▸ STATED TASK
Only the pictures are left out: repeat the rest of the entries exactly.

==================================================

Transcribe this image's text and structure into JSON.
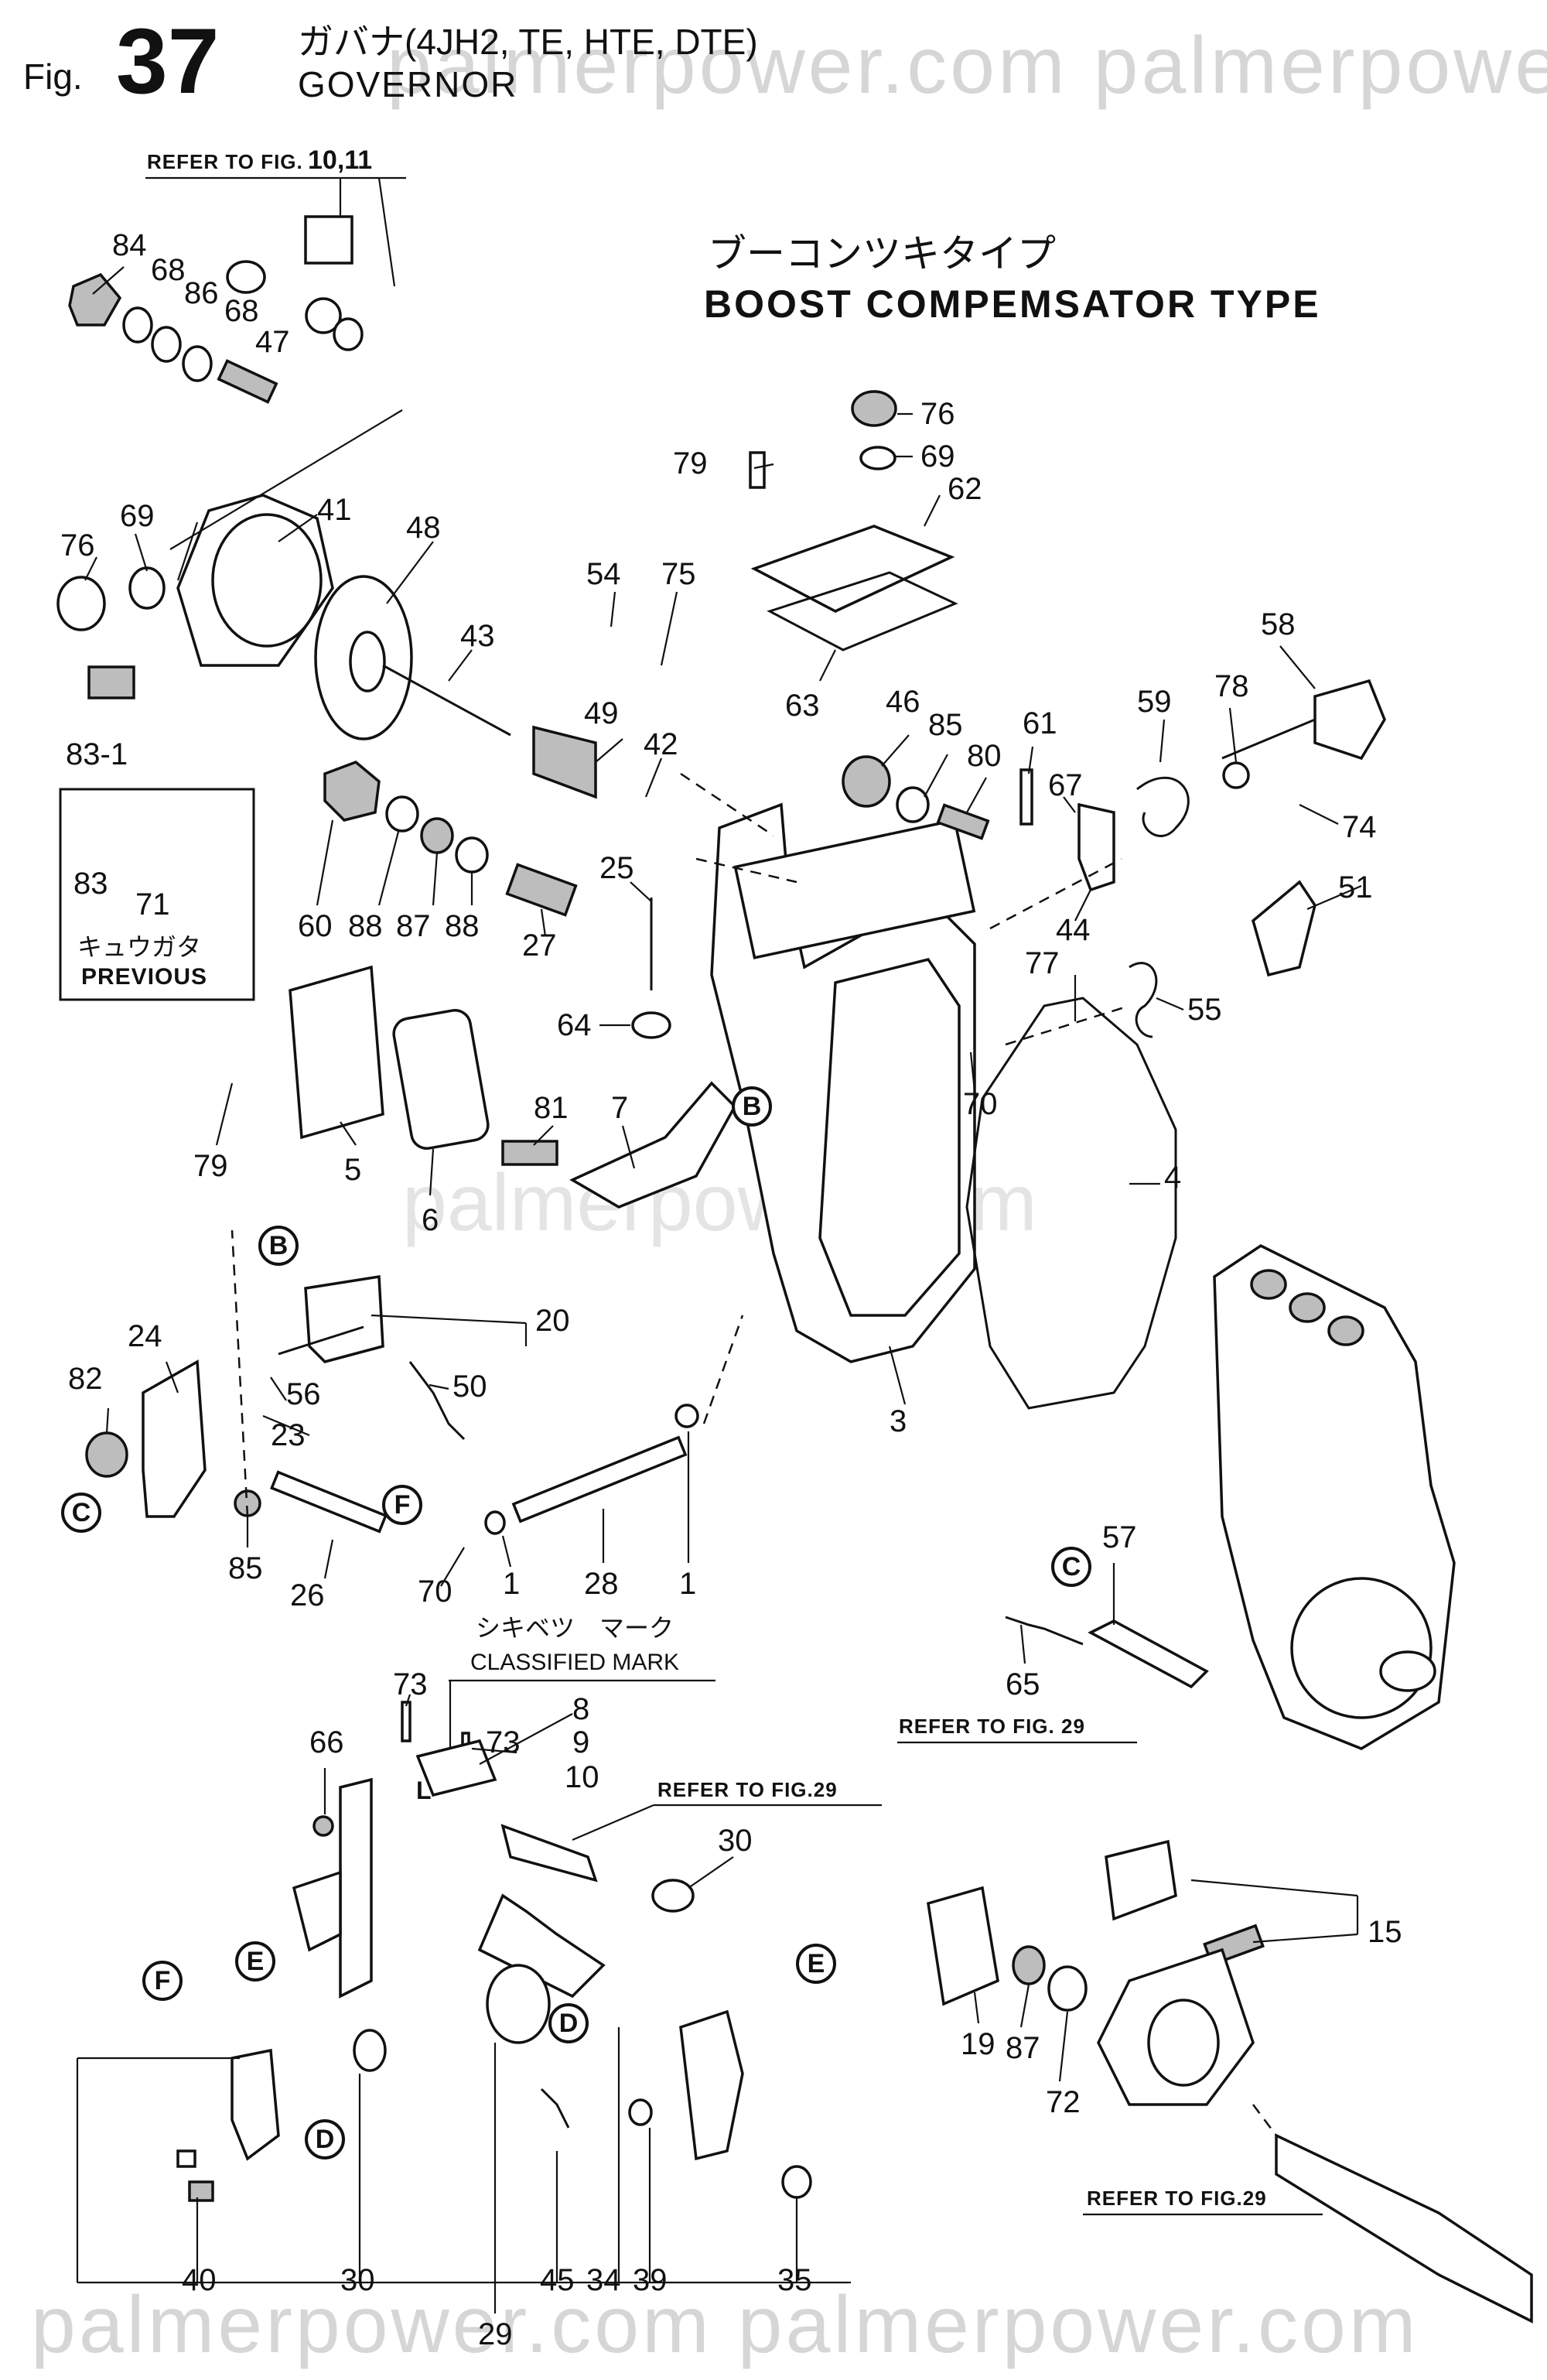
{
  "header": {
    "fig_word": "Fig.",
    "fig_number": "37",
    "title_ja": "ガバナ(4JH2, TE, HTE, DTE)",
    "title_en": "GOVERNOR"
  },
  "section": {
    "subtitle_ja": "ブーコンツキタイプ",
    "subtitle_en": "BOOST COMPEMSATOR TYPE"
  },
  "watermark": {
    "text": "palmerpower.com  palmerpower.com",
    "center_text": "palmerpower.com"
  },
  "notes": {
    "refer_top_prefix": "REFER TO FIG.",
    "refer_top_num": "10,11",
    "previous_ja": "キュウガタ",
    "previous_en": "PREVIOUS",
    "refer_29_mid": "REFER TO FIG. 29",
    "refer_29_upper": "REFER TO FIG.29",
    "refer_29_lower": "REFER TO FIG.29",
    "classified_ja": "シキベツ　マーク",
    "classified_en": "CLASSIFIED MARK",
    "l_mark": "L"
  },
  "callout_markers": {
    "b": "B",
    "c": "C",
    "e": "E",
    "f": "F",
    "d": "D"
  },
  "part_numbers": {
    "p84": "84",
    "p68a": "68",
    "p86": "86",
    "p68b": "68",
    "p47": "47",
    "p41": "41",
    "p69a": "69",
    "p76a": "76",
    "p83_1": "83-1",
    "p83": "83",
    "p71": "71",
    "p48": "48",
    "p43": "43",
    "p54": "54",
    "p75": "75",
    "p49": "49",
    "p42": "42",
    "p79a": "79",
    "p76b": "76",
    "p69b": "69",
    "p62": "62",
    "p63": "63",
    "p46": "46",
    "p85a": "85",
    "p80": "80",
    "p61": "61",
    "p67": "67",
    "p59": "59",
    "p78": "78",
    "p58": "58",
    "p74": "74",
    "p60": "60",
    "p88a": "88",
    "p87a": "87",
    "p88b": "88",
    "p27": "27",
    "p25": "25",
    "p64": "64",
    "p44": "44",
    "p77": "77",
    "p51": "51",
    "p55": "55",
    "p79b": "79",
    "p5": "5",
    "p6": "6",
    "p81": "81",
    "p7": "7",
    "p70a": "70",
    "p4": "4",
    "p20": "20",
    "p24": "24",
    "p82": "82",
    "p56": "56",
    "p23": "23",
    "p50": "50",
    "p3": "3",
    "p85b": "85",
    "p26": "26",
    "p70b": "70",
    "p1a": "1",
    "p28": "28",
    "p1b": "1",
    "p57": "57",
    "p65": "65",
    "p73a": "73",
    "p73b": "73",
    "p8": "8",
    "p9": "9",
    "p10": "10",
    "p66": "66",
    "p30a": "30",
    "p15": "15",
    "p19": "19",
    "p87b": "87",
    "p72": "72",
    "p40": "40",
    "p30b": "30",
    "p45": "45",
    "p34": "34",
    "p39": "39",
    "p35": "35",
    "p29": "29"
  }
}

==================================================

▸ REPLY
Transcribe this image's text and structure into JSON.
{
  "header": {
    "fig_word": "Fig.",
    "fig_number": "37",
    "title_ja": "ガバナ(4JH2, TE, HTE, DTE)",
    "title_en": "GOVERNOR"
  },
  "section": {
    "subtitle_ja": "ブーコンツキタイプ",
    "subtitle_en": "BOOST COMPEMSATOR TYPE"
  },
  "watermark": {
    "text": "palmerpower.com  palmerpower.com",
    "center_text": "palmerpower.com"
  },
  "notes": {
    "refer_top_prefix": "REFER TO FIG.",
    "refer_top_num": "10,11",
    "previous_ja": "キュウガタ",
    "previous_en": "PREVIOUS",
    "refer_29_mid": "REFER TO FIG. 29",
    "refer_29_upper": "REFER TO FIG.29",
    "refer_29_lower": "REFER TO FIG.29",
    "classified_ja": "シキベツ　マーク",
    "classified_en": "CLASSIFIED MARK",
    "l_mark": "L"
  },
  "callout_markers": {
    "b": "B",
    "c": "C",
    "e": "E",
    "f": "F",
    "d": "D"
  },
  "part_numbers": {
    "p84": "84",
    "p68a": "68",
    "p86": "86",
    "p68b": "68",
    "p47": "47",
    "p41": "41",
    "p69a": "69",
    "p76a": "76",
    "p83_1": "83-1",
    "p83": "83",
    "p71": "71",
    "p48": "48",
    "p43": "43",
    "p54": "54",
    "p75": "75",
    "p49": "49",
    "p42": "42",
    "p79a": "79",
    "p76b": "76",
    "p69b": "69",
    "p62": "62",
    "p63": "63",
    "p46": "46",
    "p85a": "85",
    "p80": "80",
    "p61": "61",
    "p67": "67",
    "p59": "59",
    "p78": "78",
    "p58": "58",
    "p74": "74",
    "p60": "60",
    "p88a": "88",
    "p87a": "87",
    "p88b": "88",
    "p27": "27",
    "p25": "25",
    "p64": "64",
    "p44": "44",
    "p77": "77",
    "p51": "51",
    "p55": "55",
    "p79b": "79",
    "p5": "5",
    "p6": "6",
    "p81": "81",
    "p7": "7",
    "p70a": "70",
    "p4": "4",
    "p20": "20",
    "p24": "24",
    "p82": "82",
    "p56": "56",
    "p23": "23",
    "p50": "50",
    "p3": "3",
    "p85b": "85",
    "p26": "26",
    "p70b": "70",
    "p1a": "1",
    "p28": "28",
    "p1b": "1",
    "p57": "57",
    "p65": "65",
    "p73a": "73",
    "p73b": "73",
    "p8": "8",
    "p9": "9",
    "p10": "10",
    "p66": "66",
    "p30a": "30",
    "p15": "15",
    "p19": "19",
    "p87b": "87",
    "p72": "72",
    "p40": "40",
    "p30b": "30",
    "p45": "45",
    "p34": "34",
    "p39": "39",
    "p35": "35",
    "p29": "29"
  }
}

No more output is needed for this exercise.